All the data below goes into the copy word for word, but the pictures don't.

________

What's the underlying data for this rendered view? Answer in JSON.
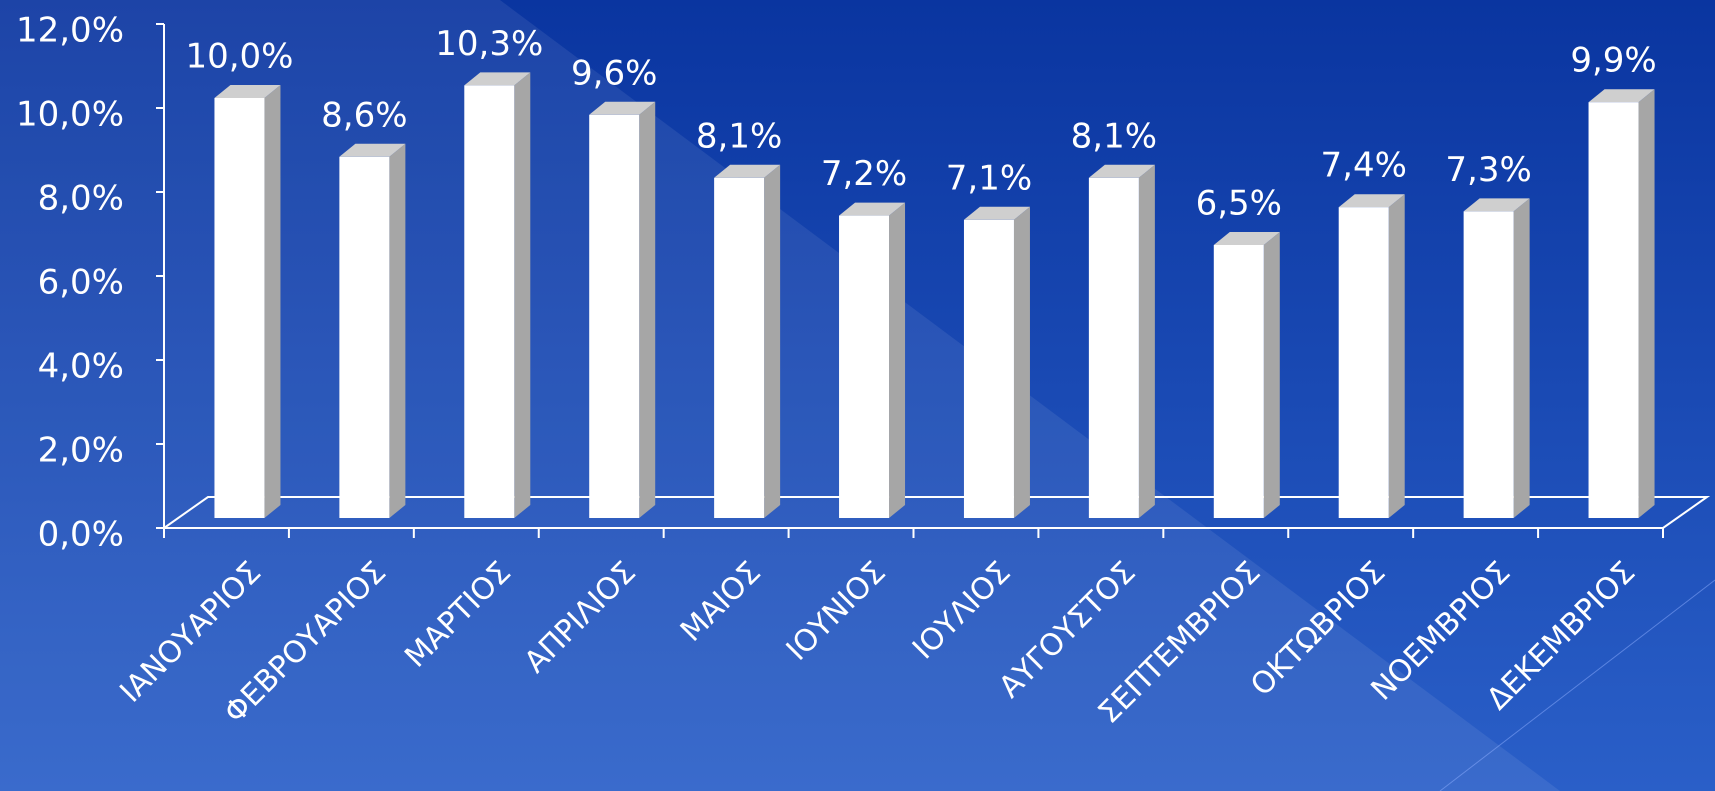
{
  "chart_data": {
    "type": "bar3d",
    "categories": [
      "ΙΑΝΟΥΑΡΙΟΣ",
      "ΦΕΒΡΟΥΑΡΙΟΣ",
      "ΜΑΡΤΙΟΣ",
      "ΑΠΡΙΛΙΟΣ",
      "ΜΑΙΟΣ",
      "ΙΟΥΝΙΟΣ",
      "ΙΟΥΛΙΟΣ",
      "ΑΥΓΟΥΣΤΟΣ",
      "ΣΕΠΤΕΜΒΡΙΟΣ",
      "ΟΚΤΩΒΡΙΟΣ",
      "ΝΟΕΜΒΡΙΟΣ",
      "ΔΕΚΕΜΒΡΙΟΣ"
    ],
    "values": [
      10.0,
      8.6,
      10.3,
      9.6,
      8.1,
      7.2,
      7.1,
      8.1,
      6.5,
      7.4,
      7.3,
      9.9
    ],
    "value_labels": [
      "10,0%",
      "8,6%",
      "10,3%",
      "9,6%",
      "8,1%",
      "7,2%",
      "7,1%",
      "8,1%",
      "6,5%",
      "7,4%",
      "7,3%",
      "9,9%"
    ],
    "color": "#ffffff",
    "ylim": [
      0,
      12
    ],
    "yticks": [
      {
        "value": 0,
        "label": "0,0%"
      },
      {
        "value": 2,
        "label": "2,0%"
      },
      {
        "value": 4,
        "label": "4,0%"
      },
      {
        "value": 6,
        "label": "6,0%"
      },
      {
        "value": 8,
        "label": "8,0%"
      },
      {
        "value": 10,
        "label": "10,0%"
      },
      {
        "value": 12,
        "label": "12,0%"
      }
    ]
  }
}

________

**Output for this task:**
What's the underlying data for this rendered view? Answer in JSON.
{
  "chart_data": {
    "type": "bar3d",
    "categories": [
      "ΙΑΝΟΥΑΡΙΟΣ",
      "ΦΕΒΡΟΥΑΡΙΟΣ",
      "ΜΑΡΤΙΟΣ",
      "ΑΠΡΙΛΙΟΣ",
      "ΜΑΙΟΣ",
      "ΙΟΥΝΙΟΣ",
      "ΙΟΥΛΙΟΣ",
      "ΑΥΓΟΥΣΤΟΣ",
      "ΣΕΠΤΕΜΒΡΙΟΣ",
      "ΟΚΤΩΒΡΙΟΣ",
      "ΝΟΕΜΒΡΙΟΣ",
      "ΔΕΚΕΜΒΡΙΟΣ"
    ],
    "values": [
      10.0,
      8.6,
      10.3,
      9.6,
      8.1,
      7.2,
      7.1,
      8.1,
      6.5,
      7.4,
      7.3,
      9.9
    ],
    "value_labels": [
      "10,0%",
      "8,6%",
      "10,3%",
      "9,6%",
      "8,1%",
      "7,2%",
      "7,1%",
      "8,1%",
      "6,5%",
      "7,4%",
      "7,3%",
      "9,9%"
    ],
    "color": "#ffffff",
    "ylim": [
      0,
      12
    ],
    "yticks": [
      {
        "value": 0,
        "label": "0,0%"
      },
      {
        "value": 2,
        "label": "2,0%"
      },
      {
        "value": 4,
        "label": "4,0%"
      },
      {
        "value": 6,
        "label": "6,0%"
      },
      {
        "value": 8,
        "label": "8,0%"
      },
      {
        "value": 10,
        "label": "10,0%"
      },
      {
        "value": 12,
        "label": "12,0%"
      }
    ]
  }
}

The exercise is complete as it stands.